* BEGIN Supplied information *

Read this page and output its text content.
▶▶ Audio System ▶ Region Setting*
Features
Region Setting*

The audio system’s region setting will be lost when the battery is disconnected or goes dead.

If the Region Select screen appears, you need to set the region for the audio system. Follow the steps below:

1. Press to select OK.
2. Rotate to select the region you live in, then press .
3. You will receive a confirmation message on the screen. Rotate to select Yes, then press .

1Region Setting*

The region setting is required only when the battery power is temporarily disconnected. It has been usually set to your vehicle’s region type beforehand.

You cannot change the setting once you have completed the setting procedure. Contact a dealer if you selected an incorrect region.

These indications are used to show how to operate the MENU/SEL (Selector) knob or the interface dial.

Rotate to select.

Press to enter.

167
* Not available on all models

* END Supplied information *

**Prompt**: What is the number of lines above that hold the string "will"? Answer with that number alone.

**Solution to the problem**: 2